# JOB
Look through the lines below and extract each one that contains "痩せたる".

(Extracted records)
start

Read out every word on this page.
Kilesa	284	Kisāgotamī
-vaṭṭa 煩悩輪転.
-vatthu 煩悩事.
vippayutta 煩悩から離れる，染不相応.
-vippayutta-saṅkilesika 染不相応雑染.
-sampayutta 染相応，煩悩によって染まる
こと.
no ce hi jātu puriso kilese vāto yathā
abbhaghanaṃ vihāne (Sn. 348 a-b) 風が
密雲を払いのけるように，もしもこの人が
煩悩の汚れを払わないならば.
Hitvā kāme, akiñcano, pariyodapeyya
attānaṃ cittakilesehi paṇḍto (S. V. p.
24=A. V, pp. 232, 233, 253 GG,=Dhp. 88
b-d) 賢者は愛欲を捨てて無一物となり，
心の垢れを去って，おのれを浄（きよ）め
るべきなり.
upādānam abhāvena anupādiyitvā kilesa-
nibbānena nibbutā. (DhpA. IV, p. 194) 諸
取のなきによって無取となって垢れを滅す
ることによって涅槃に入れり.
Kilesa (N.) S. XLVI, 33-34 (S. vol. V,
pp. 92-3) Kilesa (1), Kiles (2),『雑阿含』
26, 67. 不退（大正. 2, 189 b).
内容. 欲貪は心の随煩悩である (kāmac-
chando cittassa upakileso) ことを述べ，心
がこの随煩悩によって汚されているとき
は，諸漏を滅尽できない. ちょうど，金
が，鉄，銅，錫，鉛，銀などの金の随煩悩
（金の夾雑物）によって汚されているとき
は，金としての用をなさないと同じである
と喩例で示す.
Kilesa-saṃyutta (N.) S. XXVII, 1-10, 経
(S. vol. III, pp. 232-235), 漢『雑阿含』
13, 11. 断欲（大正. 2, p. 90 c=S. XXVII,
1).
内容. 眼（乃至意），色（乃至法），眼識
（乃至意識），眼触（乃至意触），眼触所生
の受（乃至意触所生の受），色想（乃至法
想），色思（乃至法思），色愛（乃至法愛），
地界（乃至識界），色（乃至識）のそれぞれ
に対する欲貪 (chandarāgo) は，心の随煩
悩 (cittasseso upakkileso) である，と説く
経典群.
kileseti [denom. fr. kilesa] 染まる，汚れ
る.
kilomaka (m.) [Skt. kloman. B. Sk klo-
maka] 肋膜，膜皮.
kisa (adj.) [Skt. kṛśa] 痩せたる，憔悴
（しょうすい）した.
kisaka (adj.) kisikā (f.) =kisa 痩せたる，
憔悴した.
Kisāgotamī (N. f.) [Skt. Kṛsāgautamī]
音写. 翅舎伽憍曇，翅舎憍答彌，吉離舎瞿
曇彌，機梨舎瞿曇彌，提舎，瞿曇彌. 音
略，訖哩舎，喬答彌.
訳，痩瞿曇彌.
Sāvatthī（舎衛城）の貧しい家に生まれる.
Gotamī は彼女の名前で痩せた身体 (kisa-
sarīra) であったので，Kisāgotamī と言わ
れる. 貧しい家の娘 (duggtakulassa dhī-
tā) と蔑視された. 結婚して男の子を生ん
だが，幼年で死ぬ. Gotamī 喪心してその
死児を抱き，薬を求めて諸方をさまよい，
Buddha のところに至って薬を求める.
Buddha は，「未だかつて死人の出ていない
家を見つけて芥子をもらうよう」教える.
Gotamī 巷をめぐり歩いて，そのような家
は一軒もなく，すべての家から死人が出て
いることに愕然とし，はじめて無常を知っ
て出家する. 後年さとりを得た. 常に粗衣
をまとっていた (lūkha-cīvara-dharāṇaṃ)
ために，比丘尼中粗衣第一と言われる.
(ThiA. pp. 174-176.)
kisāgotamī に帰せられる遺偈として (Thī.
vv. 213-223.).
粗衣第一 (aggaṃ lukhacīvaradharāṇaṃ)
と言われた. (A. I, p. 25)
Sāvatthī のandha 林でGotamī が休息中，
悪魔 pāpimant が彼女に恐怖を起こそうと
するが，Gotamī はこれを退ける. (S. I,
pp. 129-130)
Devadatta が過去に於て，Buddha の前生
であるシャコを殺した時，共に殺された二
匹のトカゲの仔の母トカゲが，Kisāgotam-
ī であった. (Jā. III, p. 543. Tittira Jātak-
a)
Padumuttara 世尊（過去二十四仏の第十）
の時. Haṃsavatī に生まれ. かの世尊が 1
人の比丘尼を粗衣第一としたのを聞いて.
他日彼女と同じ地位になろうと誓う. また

end

# EXERCISE RESPONSE
kisa (adj.) [Skt. kṛśa] 痩せたる，憔悴
kisaka (adj.) kisikā (f.) =kisa 痩せたる，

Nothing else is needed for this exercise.